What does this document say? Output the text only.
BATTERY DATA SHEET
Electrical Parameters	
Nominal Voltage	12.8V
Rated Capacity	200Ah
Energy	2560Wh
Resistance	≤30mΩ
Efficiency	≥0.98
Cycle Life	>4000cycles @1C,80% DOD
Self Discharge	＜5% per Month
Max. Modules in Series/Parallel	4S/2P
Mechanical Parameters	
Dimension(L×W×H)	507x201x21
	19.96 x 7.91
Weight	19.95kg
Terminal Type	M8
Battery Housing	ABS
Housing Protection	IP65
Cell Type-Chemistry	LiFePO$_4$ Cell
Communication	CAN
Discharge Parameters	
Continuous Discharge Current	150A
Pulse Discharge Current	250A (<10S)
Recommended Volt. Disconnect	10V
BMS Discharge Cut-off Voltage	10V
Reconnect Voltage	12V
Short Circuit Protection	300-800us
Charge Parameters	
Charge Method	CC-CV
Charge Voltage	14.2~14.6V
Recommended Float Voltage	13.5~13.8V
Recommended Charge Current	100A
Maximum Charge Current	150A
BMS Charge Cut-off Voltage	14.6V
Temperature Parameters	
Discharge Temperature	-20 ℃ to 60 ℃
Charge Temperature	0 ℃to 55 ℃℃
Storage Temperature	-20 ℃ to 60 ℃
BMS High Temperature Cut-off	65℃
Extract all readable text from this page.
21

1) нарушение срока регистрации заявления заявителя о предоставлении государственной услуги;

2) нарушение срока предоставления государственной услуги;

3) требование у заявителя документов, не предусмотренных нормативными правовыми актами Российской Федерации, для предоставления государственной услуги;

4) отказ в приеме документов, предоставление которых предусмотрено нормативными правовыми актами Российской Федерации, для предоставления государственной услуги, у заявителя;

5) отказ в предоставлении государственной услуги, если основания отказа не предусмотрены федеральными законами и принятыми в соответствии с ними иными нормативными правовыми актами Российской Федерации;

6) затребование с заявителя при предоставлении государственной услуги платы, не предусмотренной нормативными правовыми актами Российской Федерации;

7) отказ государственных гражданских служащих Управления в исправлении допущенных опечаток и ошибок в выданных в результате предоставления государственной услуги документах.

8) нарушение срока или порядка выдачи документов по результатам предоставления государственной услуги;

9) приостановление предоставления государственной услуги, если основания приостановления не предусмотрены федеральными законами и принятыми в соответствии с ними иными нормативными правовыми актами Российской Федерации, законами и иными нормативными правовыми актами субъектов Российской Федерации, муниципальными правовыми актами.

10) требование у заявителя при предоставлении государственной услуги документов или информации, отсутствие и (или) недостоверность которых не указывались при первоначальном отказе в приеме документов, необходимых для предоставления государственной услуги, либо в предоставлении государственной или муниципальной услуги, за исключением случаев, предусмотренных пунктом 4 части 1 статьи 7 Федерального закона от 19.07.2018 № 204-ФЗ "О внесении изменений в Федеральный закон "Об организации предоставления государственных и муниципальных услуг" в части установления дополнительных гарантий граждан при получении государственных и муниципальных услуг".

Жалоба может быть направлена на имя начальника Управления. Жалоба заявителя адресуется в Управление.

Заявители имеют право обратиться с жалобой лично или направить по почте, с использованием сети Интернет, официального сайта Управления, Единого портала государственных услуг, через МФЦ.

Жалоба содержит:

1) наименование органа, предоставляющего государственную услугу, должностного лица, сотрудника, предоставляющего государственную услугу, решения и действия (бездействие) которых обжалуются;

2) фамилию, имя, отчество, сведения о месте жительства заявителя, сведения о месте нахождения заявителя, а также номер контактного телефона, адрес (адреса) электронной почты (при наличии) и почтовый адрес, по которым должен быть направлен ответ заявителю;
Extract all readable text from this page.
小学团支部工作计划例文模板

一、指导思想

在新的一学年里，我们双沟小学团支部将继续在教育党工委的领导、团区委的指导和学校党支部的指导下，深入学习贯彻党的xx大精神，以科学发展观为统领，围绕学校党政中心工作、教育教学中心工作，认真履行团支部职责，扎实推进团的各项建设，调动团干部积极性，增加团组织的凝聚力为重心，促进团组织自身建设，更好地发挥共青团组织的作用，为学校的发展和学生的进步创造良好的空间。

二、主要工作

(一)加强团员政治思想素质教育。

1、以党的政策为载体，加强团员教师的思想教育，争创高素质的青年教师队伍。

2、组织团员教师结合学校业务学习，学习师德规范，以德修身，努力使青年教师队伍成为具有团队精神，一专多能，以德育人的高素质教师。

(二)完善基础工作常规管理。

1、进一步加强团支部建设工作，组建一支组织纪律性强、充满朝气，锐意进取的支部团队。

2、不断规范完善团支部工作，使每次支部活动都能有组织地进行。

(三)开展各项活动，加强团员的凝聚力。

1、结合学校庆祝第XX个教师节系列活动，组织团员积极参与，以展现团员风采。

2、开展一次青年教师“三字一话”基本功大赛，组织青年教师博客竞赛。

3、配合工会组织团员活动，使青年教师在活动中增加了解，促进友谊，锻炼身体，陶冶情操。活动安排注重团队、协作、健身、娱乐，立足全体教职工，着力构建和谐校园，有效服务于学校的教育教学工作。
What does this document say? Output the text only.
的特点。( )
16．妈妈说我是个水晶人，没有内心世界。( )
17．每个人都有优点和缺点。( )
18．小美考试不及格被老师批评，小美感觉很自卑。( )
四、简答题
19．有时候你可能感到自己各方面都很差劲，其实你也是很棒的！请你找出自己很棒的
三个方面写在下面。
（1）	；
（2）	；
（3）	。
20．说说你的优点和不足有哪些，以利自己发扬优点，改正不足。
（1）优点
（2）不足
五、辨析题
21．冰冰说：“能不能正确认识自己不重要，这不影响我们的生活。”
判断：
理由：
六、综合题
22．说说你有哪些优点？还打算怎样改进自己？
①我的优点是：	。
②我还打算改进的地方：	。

○ ○ ○

▶ _EXERCISE DETAILS_
Extract the listing in its entirety and repeat it exactly.

▶ _SOLVED PROBLEM_
What does this document say? Output the text only.
BATTERY DATA SHEET
Electrical Parameters	
Nominal Voltage	12.8V
Rated Capacity	200Ah
Energy	2560Wh
Resistance	≤30mΩ
Efficiency	≥0.98
Cycle Life	>4000cycles @1C,80% DOD
Self Discharge	＜5% per Month
Max. Modules in Series/Parallel	4S/2P
Mechanical Parameters	
Dimension(L×W×H)	507x201x21
	19.96 x 7.91
Weight	19.95kg
Terminal Type	M8
Battery Housing	ABS
Housing Protection	IP65
Cell Type-Chemistry	LiFePO$_4$ Cell
Communication	CAN
Discharge Parameters	
Continuous Discharge Current	150A
Pulse Discharge Current	250A (<10S)
Recommended Volt. Disconnect	10V
BMS Discharge Cut-off Voltage	10V
Reconnect Voltage	12V
Short Circuit Protection	300-800us
Charge Parameters	
Charge Method	CC-CV
Charge Voltage	14.2~14.6V
Recommended Float Voltage	13.5~13.8V
Recommended Charge Current	100A
Maximum Charge Current	150A
BMS Charge Cut-off Voltage	14.6V
Temperature Parameters	
Discharge Temperature	-20 ℃ to 60 ℃
Charge Temperature	0 ℃to 55 ℃℃
Storage Temperature	-20 ℃ to 60 ℃
BMS High Temperature Cut-off	65℃
Extract all readable text from this page.
21

1) нарушение срока регистрации заявления заявителя о предоставлении государственной услуги;

2) нарушение срока предоставления государственной услуги;

3) требование у заявителя документов, не предусмотренных нормативными правовыми актами Российской Федерации, для предоставления государственной услуги;

4) отказ в приеме документов, предоставление которых предусмотрено нормативными правовыми актами Российской Федерации, для предоставления государственной услуги, у заявителя;

5) отказ в предоставлении государственной услуги, если основания отказа не предусмотрены федеральными законами и принятыми в соответствии с ними иными нормативными правовыми актами Российской Федерации;

6) затребование с заявителя при предоставлении государственной услуги платы, не предусмотренной нормативными правовыми актами Российской Федерации;

7) отказ государственных гражданских служащих Управления в исправлении допущенных опечаток и ошибок в выданных в результате предоставления государственной услуги документах.

8) нарушение срока или порядка выдачи документов по результатам предоставления государственной услуги;

9) приостановление предоставления государственной услуги, если основания приостановления не предусмотрены федеральными законами и принятыми в соответствии с ними иными нормативными правовыми актами Российской Федерации, законами и иными нормативными правовыми актами субъектов Российской Федерации, муниципальными правовыми актами.

10) требование у заявителя при предоставлении государственной услуги документов или информации, отсутствие и (или) недостоверность которых не указывались при первоначальном отказе в приеме документов, необходимых для предоставления государственной услуги, либо в предоставлении государственной или муниципальной услуги, за исключением случаев, предусмотренных пунктом 4 части 1 статьи 7 Федерального закона от 19.07.2018 № 204-ФЗ "О внесении изменений в Федеральный закон "Об организации предоставления государственных и муниципальных услуг" в части установления дополнительных гарантий граждан при получении государственных и муниципальных услуг".

Жалоба может быть направлена на имя начальника Управления. Жалоба заявителя адресуется в Управление.

Заявители имеют право обратиться с жалобой лично или направить по почте, с использованием сети Интернет, официального сайта Управления, Единого портала государственных услуг, через МФЦ.

Жалоба содержит:

1) наименование органа, предоставляющего государственную услугу, должностного лица, сотрудника, предоставляющего государственную услугу, решения и действия (бездействие) которых обжалуются;

2) фамилию, имя, отчество, сведения о месте жительства заявителя, сведения о месте нахождения заявителя, а также номер контактного телефона, адрес (адреса) электронной почты (при наличии) и почтовый адрес, по которым должен быть направлен ответ заявителю;
Extract all readable text from this page.
小学团支部工作计划例文模板

一、指导思想

在新的一学年里，我们双沟小学团支部将继续在教育党工委的领导、团区委的指导和学校党支部的指导下，深入学习贯彻党的xx大精神，以科学发展观为统领，围绕学校党政中心工作、教育教学中心工作，认真履行团支部职责，扎实推进团的各项建设，调动团干部积极性，增加团组织的凝聚力为重心，促进团组织自身建设，更好地发挥共青团组织的作用，为学校的发展和学生的进步创造良好的空间。

二、主要工作

(一)加强团员政治思想素质教育。

1、以党的政策为载体，加强团员教师的思想教育，争创高素质的青年教师队伍。

2、组织团员教师结合学校业务学习，学习师德规范，以德修身，努力使青年教师队伍成为具有团队精神，一专多能，以德育人的高素质教师。

(二)完善基础工作常规管理。

1、进一步加强团支部建设工作，组建一支组织纪律性强、充满朝气，锐意进取的支部团队。

2、不断规范完善团支部工作，使每次支部活动都能有组织地进行。

(三)开展各项活动，加强团员的凝聚力。

1、结合学校庆祝第XX个教师节系列活动，组织团员积极参与，以展现团员风采。

2、开展一次青年教师“三字一话”基本功大赛，组织青年教师博客竞赛。

3、配合工会组织团员活动，使青年教师在活动中增加了解，促进友谊，锻炼身体，陶冶情操。活动安排注重团队、协作、健身、娱乐，立足全体教职工，着力构建和谐校园，有效服务于学校的教育教学工作。
What does this document say? Output the text only.
的特点。( )
16．妈妈说我是个水晶人，没有内心世界。( )
17．每个人都有优点和缺点。( )
18．小美考试不及格被老师批评，小美感觉很自卑。( )
四、简答题
19．有时候你可能感到自己各方面都很差劲，其实你也是很棒的！请你找出自己很棒的
三个方面写在下面。
（1）	；
（2）	；
（3）	。
20．说说你的优点和不足有哪些，以利自己发扬优点，改正不足。
（1）优点
（2）不足
五、辨析题
21．冰冰说：“能不能正确认识自己不重要，这不影响我们的生活。”
判断：
理由：
六、综合题
22．说说你有哪些优点？还打算怎样改进自己？
①我的优点是：	。
②我还打算改进的地方：	。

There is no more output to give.